#### Supplied data:
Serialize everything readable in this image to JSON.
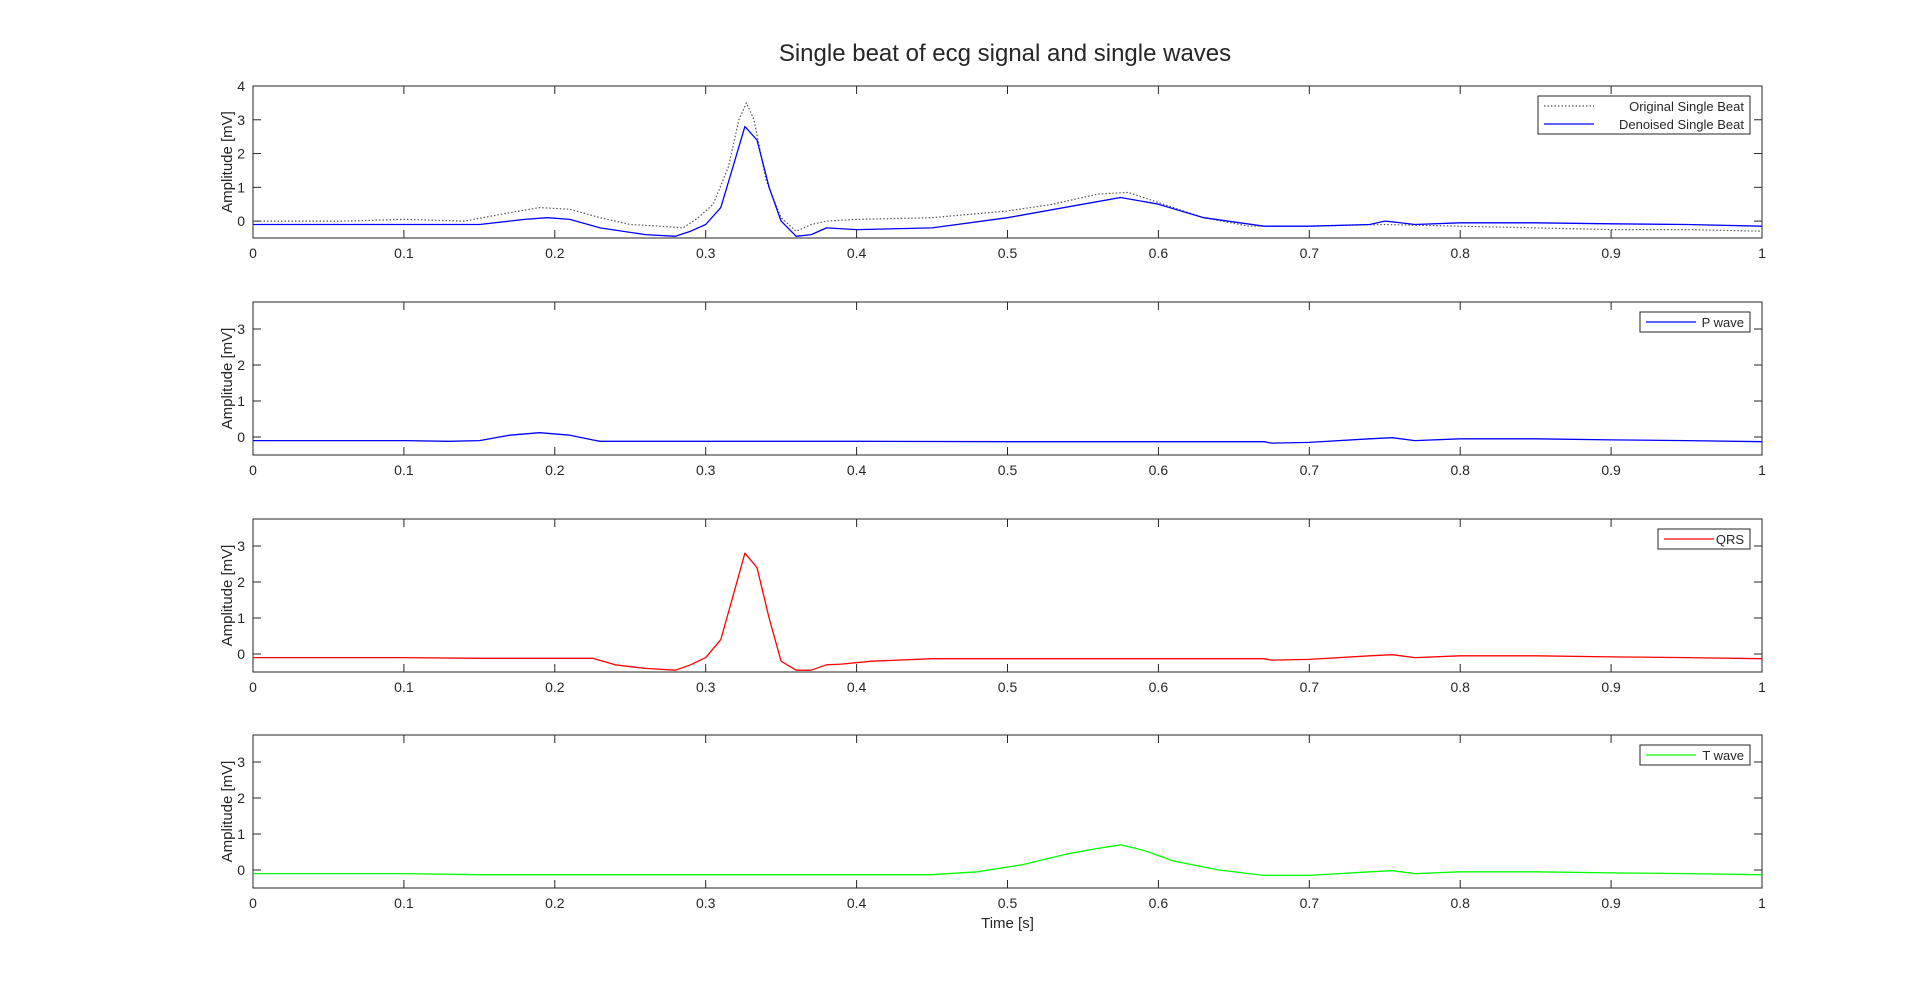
{
  "figure": {
    "title": "Single beat of ecg signal and single waves"
  },
  "colors": {
    "original": "#555555",
    "denoised": "#0000ff",
    "p_wave": "#0000ff",
    "qrs": "#ff0000",
    "t_wave": "#00ff00",
    "axis": "#262626",
    "background": "#ffffff"
  },
  "chart_data": [
    {
      "type": "line",
      "xlabel": "",
      "ylabel": "Amplitude [mV]",
      "xlim": [
        0,
        1
      ],
      "ylim": [
        -0.5,
        4
      ],
      "xticks": [
        0,
        0.1,
        0.2,
        0.3,
        0.4,
        0.5,
        0.6,
        0.7,
        0.8,
        0.9,
        1
      ],
      "xtick_labels": [
        "0",
        "0.1",
        "0.2",
        "0.3",
        "0.4",
        "0.5",
        "0.6",
        "0.7",
        "0.8",
        "0.9",
        "1"
      ],
      "yticks": [
        0,
        1,
        2,
        3,
        4
      ],
      "ytick_labels": [
        "0",
        "1",
        "2",
        "3",
        "4"
      ],
      "grid": false,
      "legend_position": "top-right",
      "series": [
        {
          "name": "Original Single Beat",
          "style": "dotted",
          "color_key": "original",
          "x": [
            0,
            0.03,
            0.06,
            0.1,
            0.14,
            0.17,
            0.19,
            0.21,
            0.23,
            0.25,
            0.27,
            0.285,
            0.295,
            0.305,
            0.315,
            0.322,
            0.327,
            0.332,
            0.34,
            0.35,
            0.36,
            0.37,
            0.38,
            0.4,
            0.45,
            0.5,
            0.53,
            0.56,
            0.58,
            0.6,
            0.63,
            0.66,
            0.7,
            0.75,
            0.8,
            0.85,
            0.9,
            0.95,
            1
          ],
          "y": [
            0,
            0,
            0,
            0.05,
            0,
            0.25,
            0.4,
            0.35,
            0.1,
            -0.1,
            -0.15,
            -0.2,
            0.1,
            0.5,
            1.6,
            3.0,
            3.5,
            3.0,
            1.2,
            0.1,
            -0.3,
            -0.1,
            0,
            0.05,
            0.1,
            0.3,
            0.5,
            0.8,
            0.85,
            0.55,
            0.1,
            -0.15,
            -0.15,
            -0.1,
            -0.15,
            -0.2,
            -0.25,
            -0.25,
            -0.3
          ]
        },
        {
          "name": "Denoised Single Beat",
          "style": "solid",
          "color_key": "denoised",
          "x": [
            0,
            0.1,
            0.15,
            0.18,
            0.195,
            0.21,
            0.23,
            0.26,
            0.28,
            0.29,
            0.3,
            0.31,
            0.318,
            0.326,
            0.334,
            0.342,
            0.35,
            0.36,
            0.37,
            0.38,
            0.4,
            0.45,
            0.5,
            0.55,
            0.575,
            0.6,
            0.63,
            0.67,
            0.7,
            0.74,
            0.75,
            0.755,
            0.77,
            0.8,
            0.85,
            0.9,
            0.95,
            1
          ],
          "y": [
            -0.1,
            -0.1,
            -0.1,
            0.05,
            0.1,
            0.05,
            -0.2,
            -0.4,
            -0.45,
            -0.3,
            -0.1,
            0.4,
            1.6,
            2.8,
            2.4,
            1.0,
            0.0,
            -0.45,
            -0.4,
            -0.2,
            -0.25,
            -0.2,
            0.1,
            0.5,
            0.7,
            0.5,
            0.1,
            -0.15,
            -0.15,
            -0.1,
            0.0,
            -0.02,
            -0.1,
            -0.05,
            -0.05,
            -0.08,
            -0.1,
            -0.15
          ]
        }
      ]
    },
    {
      "type": "line",
      "xlabel": "",
      "ylabel": "Amplitude [mV]",
      "xlim": [
        0,
        1
      ],
      "ylim": [
        -0.5,
        3.75
      ],
      "xticks": [
        0,
        0.1,
        0.2,
        0.3,
        0.4,
        0.5,
        0.6,
        0.7,
        0.8,
        0.9,
        1
      ],
      "xtick_labels": [
        "0",
        "0.1",
        "0.2",
        "0.3",
        "0.4",
        "0.5",
        "0.6",
        "0.7",
        "0.8",
        "0.9",
        "1"
      ],
      "yticks": [
        0,
        1,
        2,
        3
      ],
      "ytick_labels": [
        "0",
        "1",
        "2",
        "3"
      ],
      "grid": false,
      "legend_position": "top-right",
      "series": [
        {
          "name": "P wave",
          "style": "solid",
          "color_key": "p_wave",
          "x": [
            0,
            0.1,
            0.13,
            0.15,
            0.17,
            0.19,
            0.21,
            0.225,
            0.23,
            0.3,
            0.4,
            0.5,
            0.6,
            0.67,
            0.675,
            0.7,
            0.74,
            0.755,
            0.77,
            0.8,
            0.85,
            0.9,
            0.95,
            1
          ],
          "y": [
            -0.1,
            -0.1,
            -0.12,
            -0.1,
            0.05,
            0.12,
            0.05,
            -0.08,
            -0.12,
            -0.12,
            -0.12,
            -0.13,
            -0.13,
            -0.13,
            -0.17,
            -0.15,
            -0.05,
            -0.02,
            -0.1,
            -0.05,
            -0.05,
            -0.08,
            -0.1,
            -0.13
          ]
        }
      ]
    },
    {
      "type": "line",
      "xlabel": "",
      "ylabel": "Amplitude [mV]",
      "xlim": [
        0,
        1
      ],
      "ylim": [
        -0.5,
        3.75
      ],
      "xticks": [
        0,
        0.1,
        0.2,
        0.3,
        0.4,
        0.5,
        0.6,
        0.7,
        0.8,
        0.9,
        1
      ],
      "xtick_labels": [
        "0",
        "0.1",
        "0.2",
        "0.3",
        "0.4",
        "0.5",
        "0.6",
        "0.7",
        "0.8",
        "0.9",
        "1"
      ],
      "yticks": [
        0,
        1,
        2,
        3
      ],
      "ytick_labels": [
        "0",
        "1",
        "2",
        "3"
      ],
      "grid": false,
      "legend_position": "top-right",
      "series": [
        {
          "name": "QRS",
          "style": "solid",
          "color_key": "qrs",
          "x": [
            0,
            0.1,
            0.15,
            0.2,
            0.225,
            0.24,
            0.26,
            0.28,
            0.29,
            0.3,
            0.31,
            0.318,
            0.326,
            0.334,
            0.342,
            0.35,
            0.36,
            0.37,
            0.38,
            0.39,
            0.41,
            0.45,
            0.5,
            0.6,
            0.67,
            0.675,
            0.7,
            0.74,
            0.755,
            0.77,
            0.8,
            0.85,
            0.9,
            0.95,
            1
          ],
          "y": [
            -0.1,
            -0.1,
            -0.12,
            -0.12,
            -0.12,
            -0.3,
            -0.4,
            -0.45,
            -0.3,
            -0.1,
            0.4,
            1.6,
            2.8,
            2.4,
            1.0,
            -0.2,
            -0.45,
            -0.45,
            -0.3,
            -0.28,
            -0.2,
            -0.13,
            -0.13,
            -0.13,
            -0.13,
            -0.17,
            -0.15,
            -0.05,
            -0.02,
            -0.1,
            -0.05,
            -0.05,
            -0.08,
            -0.1,
            -0.13
          ]
        }
      ]
    },
    {
      "type": "line",
      "xlabel": "Time [s]",
      "ylabel": "Amplitude [mV]",
      "xlim": [
        0,
        1
      ],
      "ylim": [
        -0.5,
        3.75
      ],
      "xticks": [
        0,
        0.1,
        0.2,
        0.3,
        0.4,
        0.5,
        0.6,
        0.7,
        0.8,
        0.9,
        1
      ],
      "xtick_labels": [
        "0",
        "0.1",
        "0.2",
        "0.3",
        "0.4",
        "0.5",
        "0.6",
        "0.7",
        "0.8",
        "0.9",
        "1"
      ],
      "yticks": [
        0,
        1,
        2,
        3
      ],
      "ytick_labels": [
        "0",
        "1",
        "2",
        "3"
      ],
      "grid": false,
      "legend_position": "top-right",
      "series": [
        {
          "name": "T wave",
          "style": "solid",
          "color_key": "t_wave",
          "x": [
            0,
            0.1,
            0.15,
            0.2,
            0.3,
            0.4,
            0.45,
            0.48,
            0.51,
            0.54,
            0.56,
            0.575,
            0.59,
            0.61,
            0.64,
            0.67,
            0.7,
            0.74,
            0.755,
            0.77,
            0.8,
            0.85,
            0.9,
            0.95,
            1
          ],
          "y": [
            -0.1,
            -0.1,
            -0.13,
            -0.13,
            -0.13,
            -0.13,
            -0.13,
            -0.05,
            0.15,
            0.45,
            0.6,
            0.7,
            0.55,
            0.25,
            0.0,
            -0.15,
            -0.15,
            -0.05,
            -0.02,
            -0.1,
            -0.05,
            -0.05,
            -0.08,
            -0.1,
            -0.13
          ]
        }
      ]
    }
  ]
}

#### Problem description:
Return every line above in which the string "Single" occurs.

#### Solution for this task:
    "title": "Single beat of ecg signal and single waves"
          "name": "Original Single Beat",
          "name": "Denoised Single Beat",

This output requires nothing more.